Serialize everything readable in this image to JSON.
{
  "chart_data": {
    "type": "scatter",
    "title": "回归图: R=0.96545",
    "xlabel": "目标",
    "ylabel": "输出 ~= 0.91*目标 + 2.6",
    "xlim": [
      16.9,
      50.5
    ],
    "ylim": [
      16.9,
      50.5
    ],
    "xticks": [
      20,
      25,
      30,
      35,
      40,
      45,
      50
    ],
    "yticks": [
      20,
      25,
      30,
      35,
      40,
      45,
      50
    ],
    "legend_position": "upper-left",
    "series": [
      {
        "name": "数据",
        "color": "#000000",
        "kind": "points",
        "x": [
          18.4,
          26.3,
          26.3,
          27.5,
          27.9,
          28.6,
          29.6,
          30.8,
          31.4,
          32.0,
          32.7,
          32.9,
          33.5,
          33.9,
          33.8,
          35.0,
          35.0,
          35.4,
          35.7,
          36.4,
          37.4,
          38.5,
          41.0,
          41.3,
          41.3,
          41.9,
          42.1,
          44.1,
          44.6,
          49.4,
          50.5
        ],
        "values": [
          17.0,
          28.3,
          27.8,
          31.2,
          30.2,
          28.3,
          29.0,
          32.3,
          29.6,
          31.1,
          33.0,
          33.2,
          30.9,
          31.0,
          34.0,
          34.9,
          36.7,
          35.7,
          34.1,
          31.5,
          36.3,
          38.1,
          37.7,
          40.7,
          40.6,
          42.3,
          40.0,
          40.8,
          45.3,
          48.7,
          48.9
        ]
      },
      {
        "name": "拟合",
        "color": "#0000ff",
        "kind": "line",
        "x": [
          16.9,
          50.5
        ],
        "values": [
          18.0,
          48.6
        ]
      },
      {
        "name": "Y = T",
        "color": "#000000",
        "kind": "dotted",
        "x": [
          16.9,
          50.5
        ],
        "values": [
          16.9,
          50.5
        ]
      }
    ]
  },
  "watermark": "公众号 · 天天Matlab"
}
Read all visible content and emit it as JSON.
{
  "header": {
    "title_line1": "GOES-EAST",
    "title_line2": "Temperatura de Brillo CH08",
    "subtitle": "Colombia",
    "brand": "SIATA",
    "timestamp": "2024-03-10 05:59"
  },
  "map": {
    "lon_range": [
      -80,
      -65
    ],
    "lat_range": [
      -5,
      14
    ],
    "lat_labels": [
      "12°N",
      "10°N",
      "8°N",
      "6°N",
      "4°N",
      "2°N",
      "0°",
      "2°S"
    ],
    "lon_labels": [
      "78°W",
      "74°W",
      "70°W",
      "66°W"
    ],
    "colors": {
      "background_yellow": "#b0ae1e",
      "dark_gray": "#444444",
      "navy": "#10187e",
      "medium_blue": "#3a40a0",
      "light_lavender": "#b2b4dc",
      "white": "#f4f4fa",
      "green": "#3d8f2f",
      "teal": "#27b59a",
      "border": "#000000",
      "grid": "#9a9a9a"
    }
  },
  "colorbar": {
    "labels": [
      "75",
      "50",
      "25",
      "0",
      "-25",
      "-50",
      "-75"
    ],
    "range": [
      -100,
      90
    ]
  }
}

★ ★ ★ ★ ★ ★ ★

Give again only the lines starting at the one that contains "Read all visible content and emit it as JSON." and running to the end of the data.

• Solution to this exercise
Read all visible content and emit it as JSON.
{
  "header": {
    "title_line1": "GOES-EAST",
    "title_line2": "Temperatura de Brillo CH08",
    "subtitle": "Colombia",
    "brand": "SIATA",
    "timestamp": "2024-03-10 05:59"
  },
  "map": {
    "lon_range": [
      -80,
      -65
    ],
    "lat_range": [
      -5,
      14
    ],
    "lat_labels": [
      "12°N",
      "10°N",
      "8°N",
      "6°N",
      "4°N",
      "2°N",
      "0°",
      "2°S"
    ],
    "lon_labels": [
      "78°W",
      "74°W",
      "70°W",
      "66°W"
    ],
    "colors": {
      "background_yellow": "#b0ae1e",
      "dark_gray": "#444444",
      "navy": "#10187e",
      "medium_blue": "#3a40a0",
      "light_lavender": "#b2b4dc",
      "white": "#f4f4fa",
      "green": "#3d8f2f",
      "teal": "#27b59a",
      "border": "#000000",
      "grid": "#9a9a9a"
    }
  },
  "colorbar": {
    "labels": [
      "75",
      "50",
      "25",
      "0",
      "-25",
      "-50",
      "-75"
    ],
    "range": [
      -100,
      90
    ]
  }
}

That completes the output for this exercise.